(Entries from a visual dataset)
========

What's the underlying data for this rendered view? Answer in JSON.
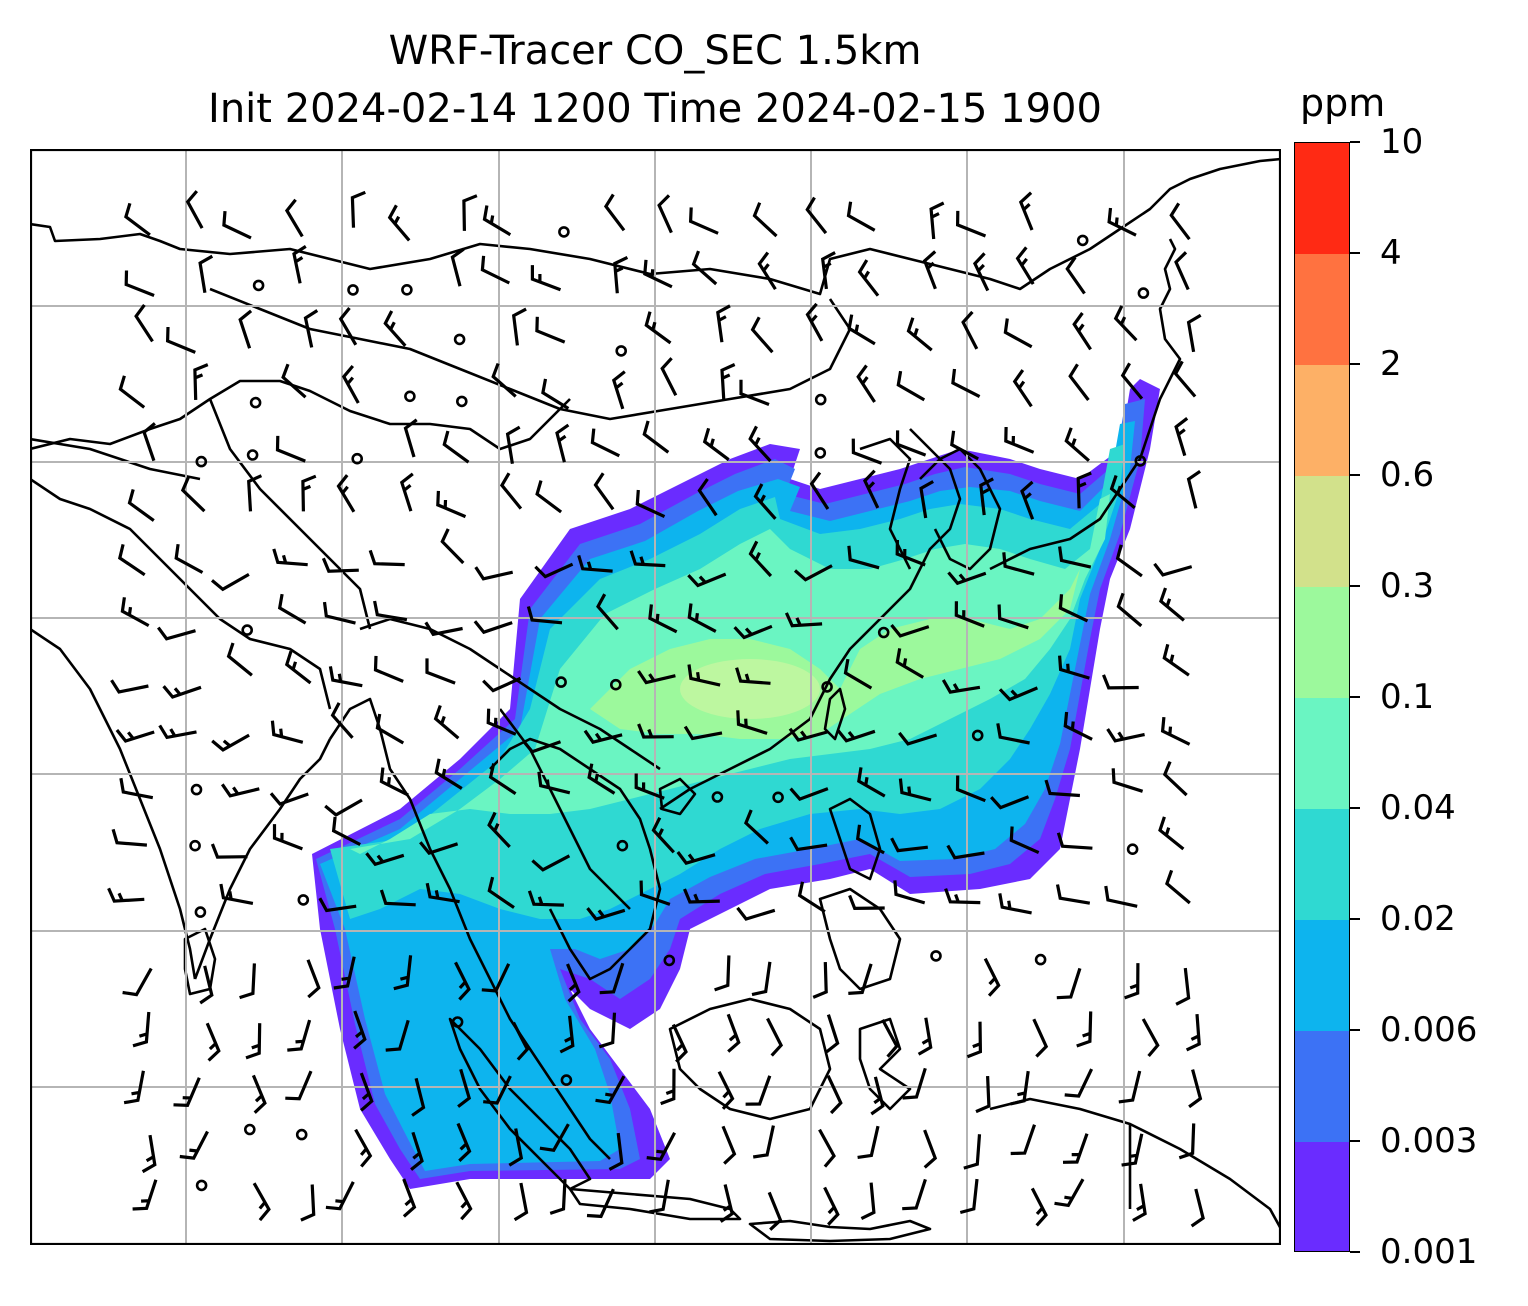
{
  "title": {
    "line1": "WRF-Tracer CO_SEC 1.5km",
    "line2": "Init 2024-02-14 1200 Time 2024-02-15 1900"
  },
  "colorbar": {
    "unit": "ppm",
    "levels": [
      "0.001",
      "0.003",
      "0.006",
      "0.02",
      "0.04",
      "0.1",
      "0.3",
      "0.6",
      "2",
      "4",
      "10"
    ],
    "colors": [
      "#6a2cff",
      "#3c72f5",
      "#0db4ee",
      "#2fd9d2",
      "#6af5c2",
      "#9cf99c",
      "#d2e18b",
      "#fdb066",
      "#ff7240",
      "#ff2a14"
    ]
  },
  "map": {
    "gridlines": "on",
    "field": "CO_SEC tracer concentration",
    "overlays": [
      "coastlines",
      "country borders",
      "wind barbs"
    ]
  }
}
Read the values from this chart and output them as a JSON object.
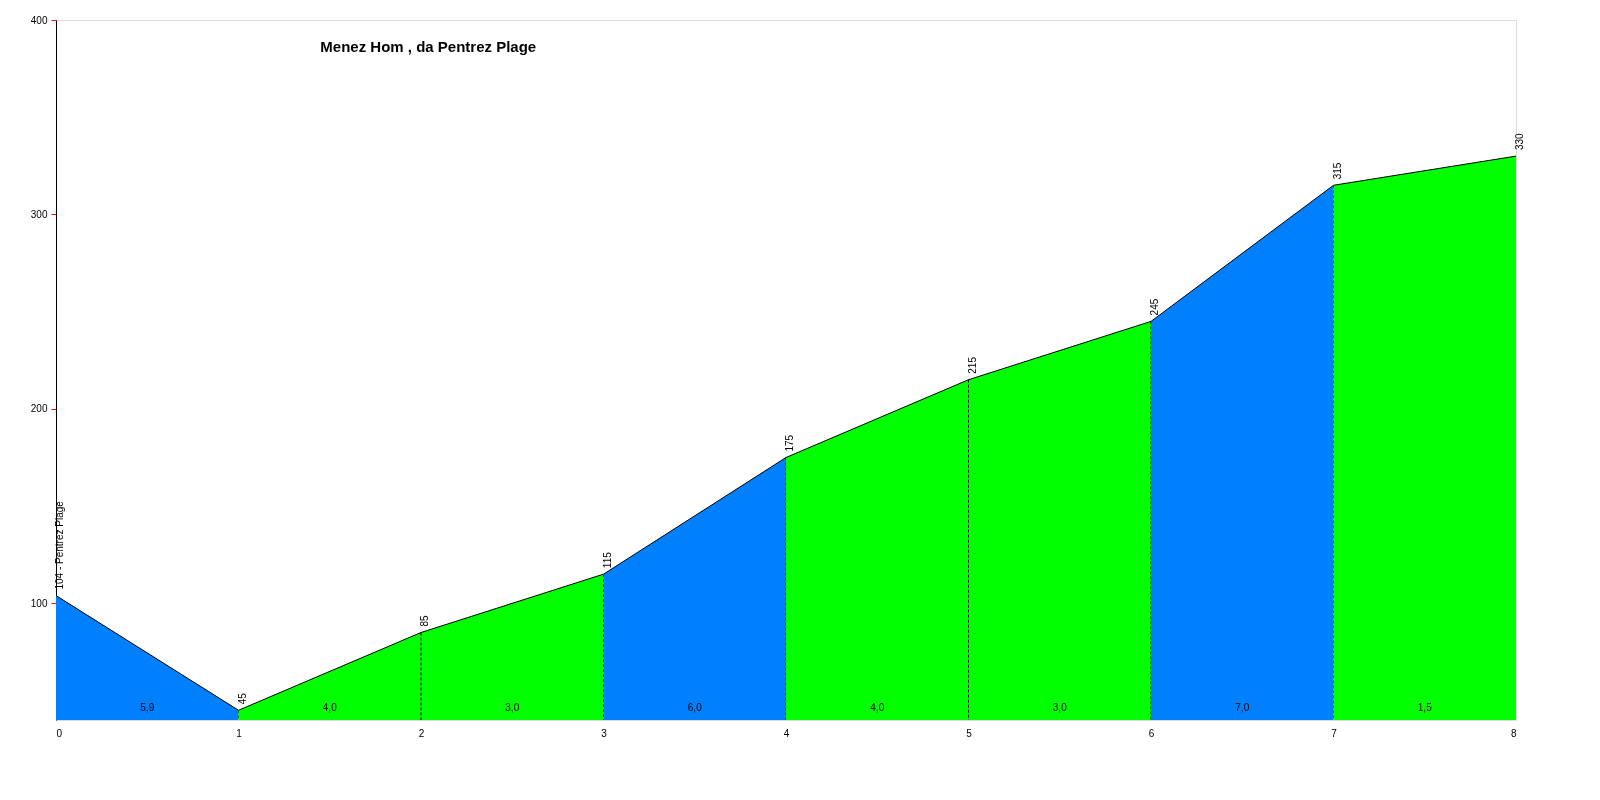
{
  "chart_data": {
    "type": "area",
    "title": "Menez Hom , da Pentrez Plage",
    "series": [
      {
        "color": "#0080ff",
        "x": [
          0,
          1
        ],
        "values": [
          104,
          45
        ],
        "value_labels": [
          "104 - Pentrez Plage",
          "45"
        ]
      },
      {
        "color": "#00ff00",
        "x": [
          1,
          2,
          3
        ],
        "values": [
          45,
          85,
          115
        ],
        "value_labels": [
          null,
          "85",
          "115"
        ]
      },
      {
        "color": "#0080ff",
        "x": [
          3,
          4
        ],
        "values": [
          115,
          175
        ],
        "value_labels": [
          null,
          "175"
        ]
      },
      {
        "color": "#00ff00",
        "x": [
          4,
          5,
          6
        ],
        "values": [
          175,
          215,
          245
        ],
        "value_labels": [
          null,
          "215",
          "245"
        ]
      },
      {
        "color": "#0080ff",
        "x": [
          6,
          7
        ],
        "values": [
          245,
          315
        ],
        "value_labels": [
          null,
          "315"
        ]
      },
      {
        "color": "#00ff00",
        "x": [
          7,
          8
        ],
        "values": [
          315,
          330
        ],
        "value_labels": [
          null,
          "330"
        ]
      }
    ],
    "xlim": [
      0,
      8
    ],
    "xticks": [
      0,
      1,
      2,
      3,
      4,
      5,
      6,
      7,
      8
    ],
    "ylim": [
      40,
      400
    ],
    "yticks": [
      100,
      200,
      300,
      400
    ],
    "annotations": [
      {
        "text": "5,9",
        "x": 0.5,
        "y": 40
      },
      {
        "text": "4,0",
        "x": 1.5,
        "y": 40
      },
      {
        "text": "3,0",
        "x": 2.5,
        "y": 40
      },
      {
        "text": "6,0",
        "x": 3.5,
        "y": 40
      },
      {
        "text": "4,0",
        "x": 4.5,
        "y": 40
      },
      {
        "text": "3,0",
        "x": 5.5,
        "y": 40
      },
      {
        "text": "7,0",
        "x": 6.5,
        "y": 40
      },
      {
        "text": "1,5",
        "x": 7.5,
        "y": 40
      }
    ]
  }
}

========

* Work required *
Reproduce the material above verbatim; omit every picture.

* Expected answer *
What's the underlying data for this rendered view? Answer in JSON.
{
  "title": {
    "line1": "WRF-Tracer CO_SEC 1.5km",
    "line2": "Init 2024-02-14 1200 Time 2024-02-15 1900"
  },
  "colorbar": {
    "unit": "ppm",
    "levels": [
      "0.001",
      "0.003",
      "0.006",
      "0.02",
      "0.04",
      "0.1",
      "0.3",
      "0.6",
      "2",
      "4",
      "10"
    ],
    "colors": [
      "#6a2cff",
      "#3c72f5",
      "#0db4ee",
      "#2fd9d2",
      "#6af5c2",
      "#9cf99c",
      "#d2e18b",
      "#fdb066",
      "#ff7240",
      "#ff2a14"
    ]
  },
  "map": {
    "gridlines": "on",
    "field": "CO_SEC tracer concentration",
    "overlays": [
      "coastlines",
      "country borders",
      "wind barbs"
    ]
  }
}
Read the values from this chart and output them as a JSON object.
{
  "chart_data": {
    "type": "area",
    "title": "Menez Hom , da Pentrez Plage",
    "series": [
      {
        "color": "#0080ff",
        "x": [
          0,
          1
        ],
        "values": [
          104,
          45
        ],
        "value_labels": [
          "104 - Pentrez Plage",
          "45"
        ]
      },
      {
        "color": "#00ff00",
        "x": [
          1,
          2,
          3
        ],
        "values": [
          45,
          85,
          115
        ],
        "value_labels": [
          null,
          "85",
          "115"
        ]
      },
      {
        "color": "#0080ff",
        "x": [
          3,
          4
        ],
        "values": [
          115,
          175
        ],
        "value_labels": [
          null,
          "175"
        ]
      },
      {
        "color": "#00ff00",
        "x": [
          4,
          5,
          6
        ],
        "values": [
          175,
          215,
          245
        ],
        "value_labels": [
          null,
          "215",
          "245"
        ]
      },
      {
        "color": "#0080ff",
        "x": [
          6,
          7
        ],
        "values": [
          245,
          315
        ],
        "value_labels": [
          null,
          "315"
        ]
      },
      {
        "color": "#00ff00",
        "x": [
          7,
          8
        ],
        "values": [
          315,
          330
        ],
        "value_labels": [
          null,
          "330"
        ]
      }
    ],
    "xlim": [
      0,
      8
    ],
    "xticks": [
      0,
      1,
      2,
      3,
      4,
      5,
      6,
      7,
      8
    ],
    "ylim": [
      40,
      400
    ],
    "yticks": [
      100,
      200,
      300,
      400
    ],
    "annotations": [
      {
        "text": "5,9",
        "x": 0.5,
        "y": 40
      },
      {
        "text": "4,0",
        "x": 1.5,
        "y": 40
      },
      {
        "text": "3,0",
        "x": 2.5,
        "y": 40
      },
      {
        "text": "6,0",
        "x": 3.5,
        "y": 40
      },
      {
        "text": "4,0",
        "x": 4.5,
        "y": 40
      },
      {
        "text": "3,0",
        "x": 5.5,
        "y": 40
      },
      {
        "text": "7,0",
        "x": 6.5,
        "y": 40
      },
      {
        "text": "1,5",
        "x": 7.5,
        "y": 40
      }
    ]
  }
}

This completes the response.